━━━ EXERCISE INPUTS

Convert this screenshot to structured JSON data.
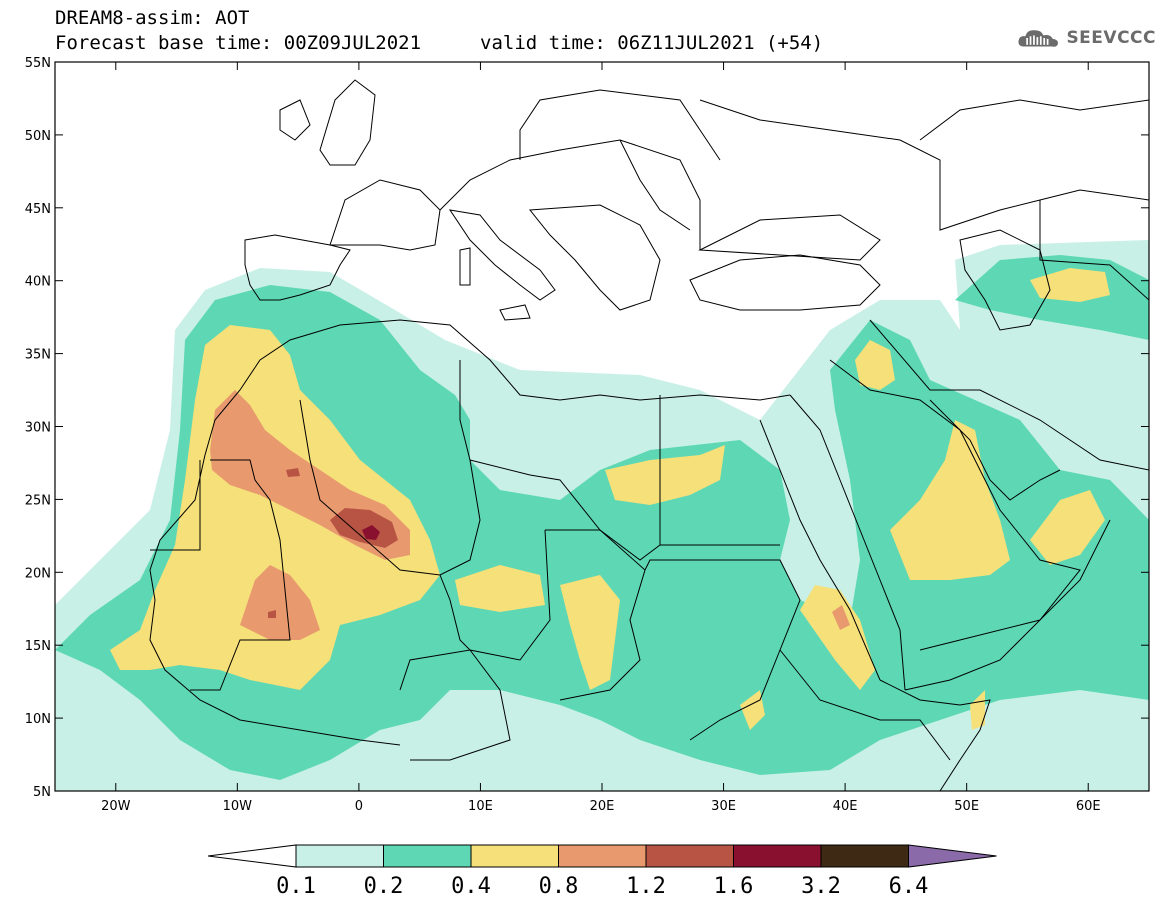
{
  "header": {
    "title": "DREAM8-assim: AOT",
    "base_time": "Forecast base time: 00Z09JUL2021",
    "valid_time": "valid time: 06Z11JUL2021 (+54)",
    "logo_text": "SEEVCCC"
  },
  "map": {
    "lat_labels": [
      "55N",
      "50N",
      "45N",
      "40N",
      "35N",
      "30N",
      "25N",
      "20N",
      "15N",
      "10N",
      "5N"
    ],
    "lat_values": [
      55,
      50,
      45,
      40,
      35,
      30,
      25,
      20,
      15,
      10,
      5
    ],
    "lon_labels": [
      "20W",
      "10W",
      "0",
      "10E",
      "20E",
      "30E",
      "40E",
      "50E",
      "60E"
    ],
    "lon_values": [
      -20,
      -10,
      0,
      10,
      20,
      30,
      40,
      50,
      60
    ],
    "extent": {
      "lon_min": -25,
      "lon_max": 65,
      "lat_min": 5,
      "lat_max": 55
    }
  },
  "colorbar": {
    "labels": [
      "0.1",
      "0.2",
      "0.4",
      "0.8",
      "1.2",
      "1.6",
      "3.2",
      "6.4"
    ],
    "colors": [
      "#c8f0e6",
      "#5ed8b4",
      "#f5e07a",
      "#e89a6e",
      "#b85444",
      "#8a1030",
      "#3e2a14",
      "#8a6aa8"
    ],
    "under_color": "#ffffff"
  },
  "colors": {
    "c01": "#c8f0e6",
    "c02": "#5ed8b4",
    "c04": "#f5e07a",
    "c08": "#e89a6e",
    "c12": "#b85444",
    "c16": "#8a1030"
  }
}
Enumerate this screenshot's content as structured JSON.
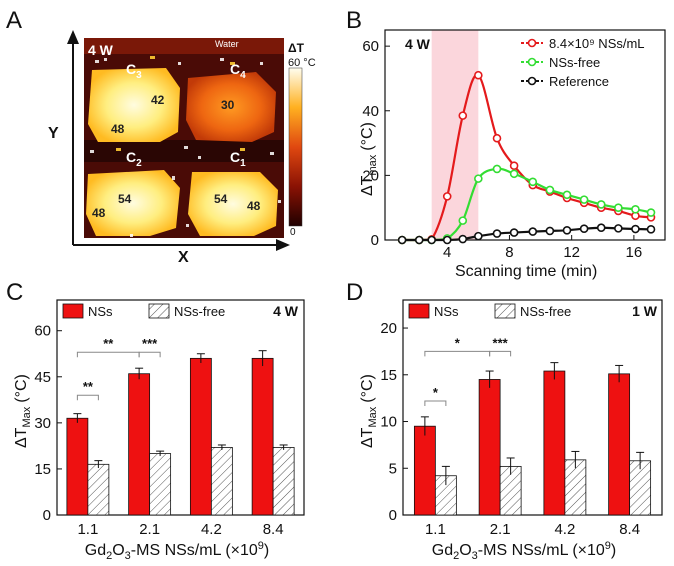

━━━━━━

EXERCISE DETAILS: Reproduce the entries above without change, omitting all pictures.

REPLY:
Convert this screenshot to structured JSON data.
{
  "header": {
    "title": "DREAM8-assim: AOT",
    "base_time": "Forecast base time: 00Z09JUL2021",
    "valid_time": "valid time: 06Z11JUL2021 (+54)",
    "logo_text": "SEEVCCC"
  },
  "map": {
    "lat_labels": [
      "55N",
      "50N",
      "45N",
      "40N",
      "35N",
      "30N",
      "25N",
      "20N",
      "15N",
      "10N",
      "5N"
    ],
    "lat_values": [
      55,
      50,
      45,
      40,
      35,
      30,
      25,
      20,
      15,
      10,
      5
    ],
    "lon_labels": [
      "20W",
      "10W",
      "0",
      "10E",
      "20E",
      "30E",
      "40E",
      "50E",
      "60E"
    ],
    "lon_values": [
      -20,
      -10,
      0,
      10,
      20,
      30,
      40,
      50,
      60
    ],
    "extent": {
      "lon_min": -25,
      "lon_max": 65,
      "lat_min": 5,
      "lat_max": 55
    }
  },
  "colorbar": {
    "labels": [
      "0.1",
      "0.2",
      "0.4",
      "0.8",
      "1.2",
      "1.6",
      "3.2",
      "6.4"
    ],
    "colors": [
      "#c8f0e6",
      "#5ed8b4",
      "#f5e07a",
      "#e89a6e",
      "#b85444",
      "#8a1030",
      "#3e2a14",
      "#8a6aa8"
    ],
    "under_color": "#ffffff"
  },
  "colors": {
    "c01": "#c8f0e6",
    "c02": "#5ed8b4",
    "c04": "#f5e07a",
    "c08": "#e89a6e",
    "c12": "#b85444",
    "c16": "#8a1030"
  }
}
Enumerate this screenshot's content as structured JSON.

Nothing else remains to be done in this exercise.